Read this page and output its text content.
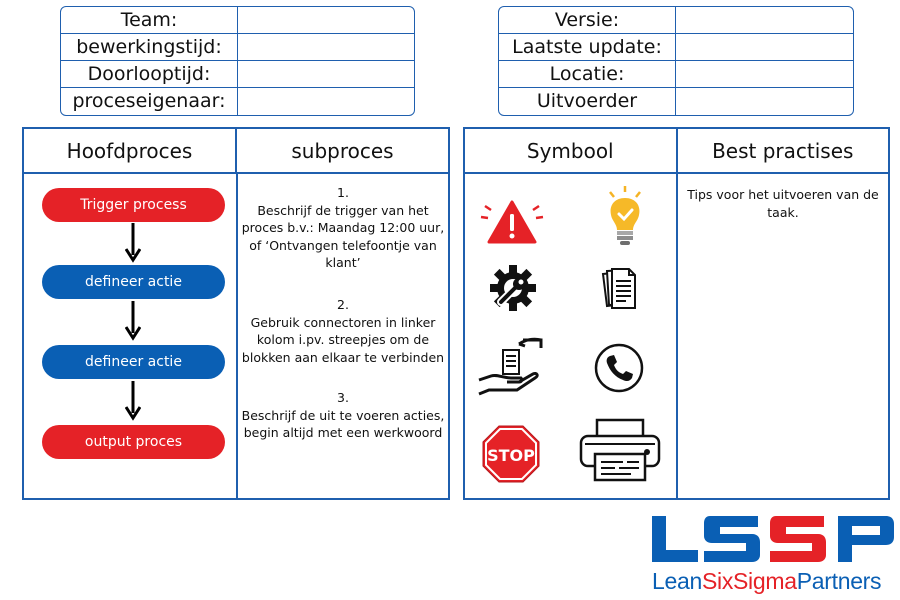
Team:
bewerkingstijd:
Doorlooptijd:
proceseigenaar:
Versie:
Laatste update:
Locatie:
Uitvoerder
Hoofdproces	subproces
Trigger process
defineer actie
defineer actie
output proces
1.
Beschrijf de trigger van het proces b.v.: Maandag 12:00 uur, of ‘Ontvangen telefoontje van klant’
2.
Gebruik connectoren in linker kolom i.pv. streepjes om de blokken aan elkaar te verbinden
3.
Beschrijf de uit te voeren acties, begin altijd met een werkwoord
Symbool	Best practises
STOP
Tips voor het uitvoeren van de taak.
LeanSixSigmaPartners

● ● ● ● ● ● ●

**Task to complete:**
Reproduce every line precisely as given, omitting all pictures.

**Finished answer:**
Read this page and output its text content.
Team:
bewerkingstijd:
Doorlooptijd:
proceseigenaar:
Versie:
Laatste update:
Locatie:
Uitvoerder
Hoofdproces	subproces
Trigger process
defineer actie
defineer actie
output proces
1.
Beschrijf de trigger van het proces b.v.: Maandag 12:00 uur, of ‘Ontvangen telefoontje van klant’
2.
Gebruik connectoren in linker kolom i.pv. streepjes om de blokken aan elkaar te verbinden
3.
Beschrijf de uit te voeren acties, begin altijd met een werkwoord
Symbool	Best practises
STOP
Tips voor het uitvoeren van de taak.
LeanSixSigmaPartners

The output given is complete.